## SET PROBLEM
Print the entries below word for word; the pictures stay out of your copy.
--- Begin MATERIAL FOR THIS TASK ---
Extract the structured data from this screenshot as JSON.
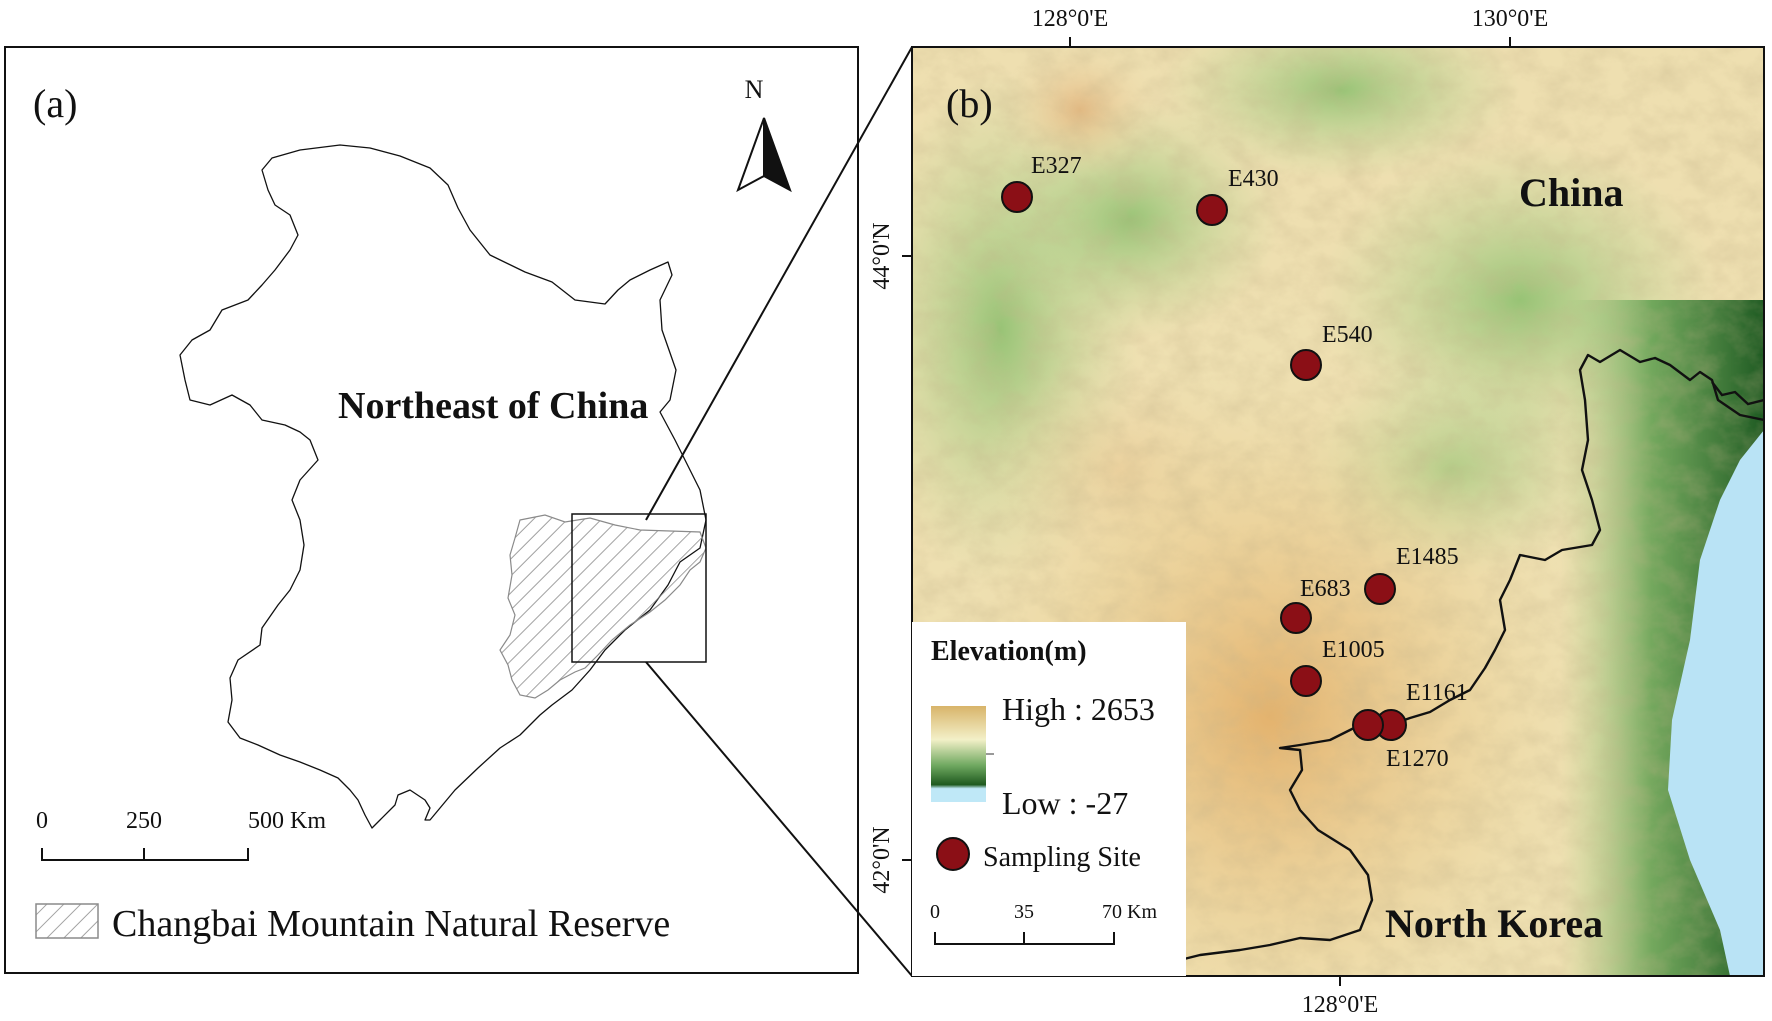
{
  "panel_a": {
    "label": "(a)",
    "region_label": "Northeast of China",
    "north_arrow": "N",
    "scale_bar": {
      "ticks": [
        "0",
        "250",
        "500 Km"
      ]
    },
    "legend": {
      "item_label": "Changbai Mountain Natural Reserve",
      "icon": "hatched-swatch"
    }
  },
  "panel_b": {
    "label": "(b)",
    "country_labels": {
      "china": "China",
      "north_korea": "North Korea"
    },
    "graticule": {
      "top": [
        "128°0'E",
        "130°0'E"
      ],
      "bottom": [
        "128°0'E"
      ],
      "left": [
        "44°0'N",
        "42°0'N"
      ]
    },
    "legend": {
      "title": "Elevation(m)",
      "high": "High : 2653",
      "low": "Low : -27",
      "site_label": "Sampling Site",
      "ramp_colors": [
        "#d8b46a",
        "#f3f0c8",
        "#6fa860",
        "#1f5a1f",
        "#bfe8f7"
      ]
    },
    "scale_bar": {
      "ticks": [
        "0",
        "35",
        "70 Km"
      ]
    },
    "sites": [
      {
        "id": "E327"
      },
      {
        "id": "E430"
      },
      {
        "id": "E540"
      },
      {
        "id": "E1485"
      },
      {
        "id": "E683"
      },
      {
        "id": "E1005"
      },
      {
        "id": "E1161"
      },
      {
        "id": "E1270"
      }
    ],
    "marker_color": "#8b0f16"
  }
}
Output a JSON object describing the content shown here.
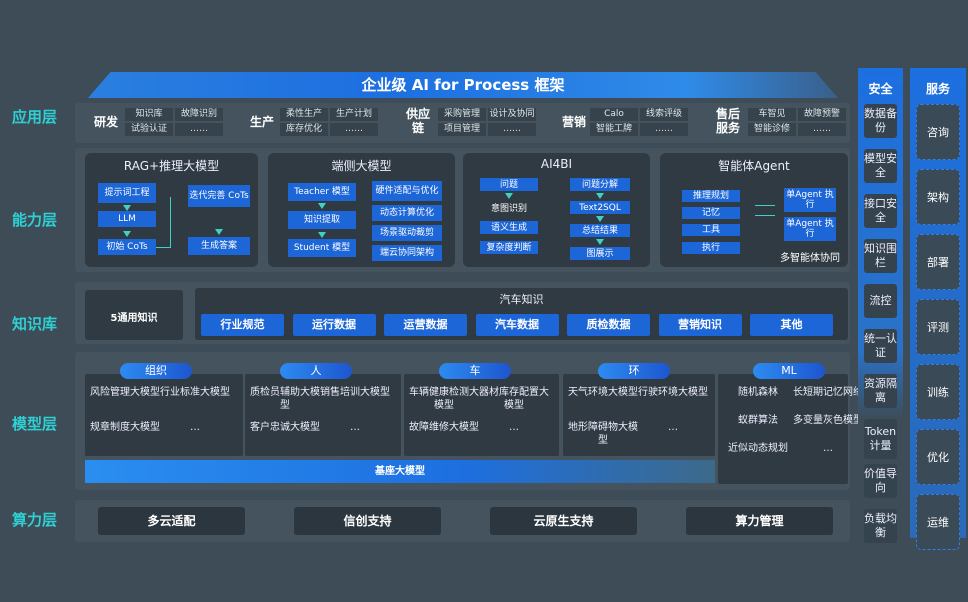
--- End MATERIAL FOR THIS TASK ---
## TASK ANSWER
Extract the structured data from this screenshot as JSON.
{
  "panel_a": {
    "label": "(a)",
    "region_label": "Northeast of China",
    "north_arrow": "N",
    "scale_bar": {
      "ticks": [
        "0",
        "250",
        "500 Km"
      ]
    },
    "legend": {
      "item_label": "Changbai Mountain Natural Reserve",
      "icon": "hatched-swatch"
    }
  },
  "panel_b": {
    "label": "(b)",
    "country_labels": {
      "china": "China",
      "north_korea": "North Korea"
    },
    "graticule": {
      "top": [
        "128°0'E",
        "130°0'E"
      ],
      "bottom": [
        "128°0'E"
      ],
      "left": [
        "44°0'N",
        "42°0'N"
      ]
    },
    "legend": {
      "title": "Elevation(m)",
      "high": "High : 2653",
      "low": "Low : -27",
      "site_label": "Sampling Site",
      "ramp_colors": [
        "#d8b46a",
        "#f3f0c8",
        "#6fa860",
        "#1f5a1f",
        "#bfe8f7"
      ]
    },
    "scale_bar": {
      "ticks": [
        "0",
        "35",
        "70 Km"
      ]
    },
    "sites": [
      {
        "id": "E327"
      },
      {
        "id": "E430"
      },
      {
        "id": "E540"
      },
      {
        "id": "E1485"
      },
      {
        "id": "E683"
      },
      {
        "id": "E1005"
      },
      {
        "id": "E1161"
      },
      {
        "id": "E1270"
      }
    ],
    "marker_color": "#8b0f16"
  }
}
Output a JSON object describing the content shown here.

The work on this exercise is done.